Stored entries
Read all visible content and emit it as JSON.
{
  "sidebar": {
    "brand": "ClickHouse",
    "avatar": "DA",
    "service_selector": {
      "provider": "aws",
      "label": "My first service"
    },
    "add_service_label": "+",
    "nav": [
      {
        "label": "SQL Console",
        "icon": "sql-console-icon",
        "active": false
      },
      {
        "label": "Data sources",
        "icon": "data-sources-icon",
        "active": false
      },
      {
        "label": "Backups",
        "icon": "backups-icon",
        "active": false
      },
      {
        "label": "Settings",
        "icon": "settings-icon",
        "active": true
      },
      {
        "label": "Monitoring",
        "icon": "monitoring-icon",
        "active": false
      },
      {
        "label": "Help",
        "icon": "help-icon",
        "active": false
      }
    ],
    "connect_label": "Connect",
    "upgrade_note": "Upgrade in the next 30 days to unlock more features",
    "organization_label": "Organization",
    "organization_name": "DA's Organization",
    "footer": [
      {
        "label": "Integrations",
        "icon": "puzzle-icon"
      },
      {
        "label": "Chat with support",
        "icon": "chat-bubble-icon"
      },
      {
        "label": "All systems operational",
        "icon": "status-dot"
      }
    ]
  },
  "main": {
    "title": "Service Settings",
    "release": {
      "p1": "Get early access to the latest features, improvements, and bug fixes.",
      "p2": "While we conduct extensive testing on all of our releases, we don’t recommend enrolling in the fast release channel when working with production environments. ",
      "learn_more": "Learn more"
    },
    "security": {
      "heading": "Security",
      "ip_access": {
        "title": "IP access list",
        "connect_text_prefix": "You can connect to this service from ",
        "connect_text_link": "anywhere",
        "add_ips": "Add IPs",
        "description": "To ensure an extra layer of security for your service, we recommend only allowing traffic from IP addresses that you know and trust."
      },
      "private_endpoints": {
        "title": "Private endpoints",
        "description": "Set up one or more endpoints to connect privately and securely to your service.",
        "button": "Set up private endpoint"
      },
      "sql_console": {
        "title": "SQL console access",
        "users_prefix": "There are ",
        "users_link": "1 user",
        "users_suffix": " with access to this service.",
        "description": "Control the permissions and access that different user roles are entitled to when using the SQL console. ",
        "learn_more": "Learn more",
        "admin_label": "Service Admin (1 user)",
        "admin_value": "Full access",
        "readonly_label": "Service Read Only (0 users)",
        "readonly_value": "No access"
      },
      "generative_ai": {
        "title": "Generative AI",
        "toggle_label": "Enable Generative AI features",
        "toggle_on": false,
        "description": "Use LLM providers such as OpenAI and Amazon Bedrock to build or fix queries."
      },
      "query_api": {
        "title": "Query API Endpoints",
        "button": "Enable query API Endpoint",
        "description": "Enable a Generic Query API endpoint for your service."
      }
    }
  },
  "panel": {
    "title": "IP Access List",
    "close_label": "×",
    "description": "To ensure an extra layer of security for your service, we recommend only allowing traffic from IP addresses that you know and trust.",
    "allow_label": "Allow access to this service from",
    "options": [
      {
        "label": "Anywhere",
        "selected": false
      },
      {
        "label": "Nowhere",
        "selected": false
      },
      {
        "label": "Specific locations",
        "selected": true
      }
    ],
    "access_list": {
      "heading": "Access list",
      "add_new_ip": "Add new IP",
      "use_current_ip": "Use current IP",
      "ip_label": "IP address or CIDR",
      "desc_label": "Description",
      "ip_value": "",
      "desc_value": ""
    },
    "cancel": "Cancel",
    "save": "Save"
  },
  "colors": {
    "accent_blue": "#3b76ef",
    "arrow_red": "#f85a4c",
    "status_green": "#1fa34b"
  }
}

GIVEN EXERCISE - The records above should be repeated in full, exactly as given.

SOLUTION FOR THIS PROBLEM -
Read all visible content and emit it as JSON.
{
  "sidebar": {
    "brand": "ClickHouse",
    "avatar": "DA",
    "service_selector": {
      "provider": "aws",
      "label": "My first service"
    },
    "add_service_label": "+",
    "nav": [
      {
        "label": "SQL Console",
        "icon": "sql-console-icon",
        "active": false
      },
      {
        "label": "Data sources",
        "icon": "data-sources-icon",
        "active": false
      },
      {
        "label": "Backups",
        "icon": "backups-icon",
        "active": false
      },
      {
        "label": "Settings",
        "icon": "settings-icon",
        "active": true
      },
      {
        "label": "Monitoring",
        "icon": "monitoring-icon",
        "active": false
      },
      {
        "label": "Help",
        "icon": "help-icon",
        "active": false
      }
    ],
    "connect_label": "Connect",
    "upgrade_note": "Upgrade in the next 30 days to unlock more features",
    "organization_label": "Organization",
    "organization_name": "DA's Organization",
    "footer": [
      {
        "label": "Integrations",
        "icon": "puzzle-icon"
      },
      {
        "label": "Chat with support",
        "icon": "chat-bubble-icon"
      },
      {
        "label": "All systems operational",
        "icon": "status-dot"
      }
    ]
  },
  "main": {
    "title": "Service Settings",
    "release": {
      "p1": "Get early access to the latest features, improvements, and bug fixes.",
      "p2": "While we conduct extensive testing on all of our releases, we don’t recommend enrolling in the fast release channel when working with production environments. ",
      "learn_more": "Learn more"
    },
    "security": {
      "heading": "Security",
      "ip_access": {
        "title": "IP access list",
        "connect_text_prefix": "You can connect to this service from ",
        "connect_text_link": "anywhere",
        "add_ips": "Add IPs",
        "description": "To ensure an extra layer of security for your service, we recommend only allowing traffic from IP addresses that you know and trust."
      },
      "private_endpoints": {
        "title": "Private endpoints",
        "description": "Set up one or more endpoints to connect privately and securely to your service.",
        "button": "Set up private endpoint"
      },
      "sql_console": {
        "title": "SQL console access",
        "users_prefix": "There are ",
        "users_link": "1 user",
        "users_suffix": " with access to this service.",
        "description": "Control the permissions and access that different user roles are entitled to when using the SQL console. ",
        "learn_more": "Learn more",
        "admin_label": "Service Admin (1 user)",
        "admin_value": "Full access",
        "readonly_label": "Service Read Only (0 users)",
        "readonly_value": "No access"
      },
      "generative_ai": {
        "title": "Generative AI",
        "toggle_label": "Enable Generative AI features",
        "toggle_on": false,
        "description": "Use LLM providers such as OpenAI and Amazon Bedrock to build or fix queries."
      },
      "query_api": {
        "title": "Query API Endpoints",
        "button": "Enable query API Endpoint",
        "description": "Enable a Generic Query API endpoint for your service."
      }
    }
  },
  "panel": {
    "title": "IP Access List",
    "close_label": "×",
    "description": "To ensure an extra layer of security for your service, we recommend only allowing traffic from IP addresses that you know and trust.",
    "allow_label": "Allow access to this service from",
    "options": [
      {
        "label": "Anywhere",
        "selected": false
      },
      {
        "label": "Nowhere",
        "selected": false
      },
      {
        "label": "Specific locations",
        "selected": true
      }
    ],
    "access_list": {
      "heading": "Access list",
      "add_new_ip": "Add new IP",
      "use_current_ip": "Use current IP",
      "ip_label": "IP address or CIDR",
      "desc_label": "Description",
      "ip_value": "",
      "desc_value": ""
    },
    "cancel": "Cancel",
    "save": "Save"
  },
  "colors": {
    "accent_blue": "#3b76ef",
    "arrow_red": "#f85a4c",
    "status_green": "#1fa34b"
  }
}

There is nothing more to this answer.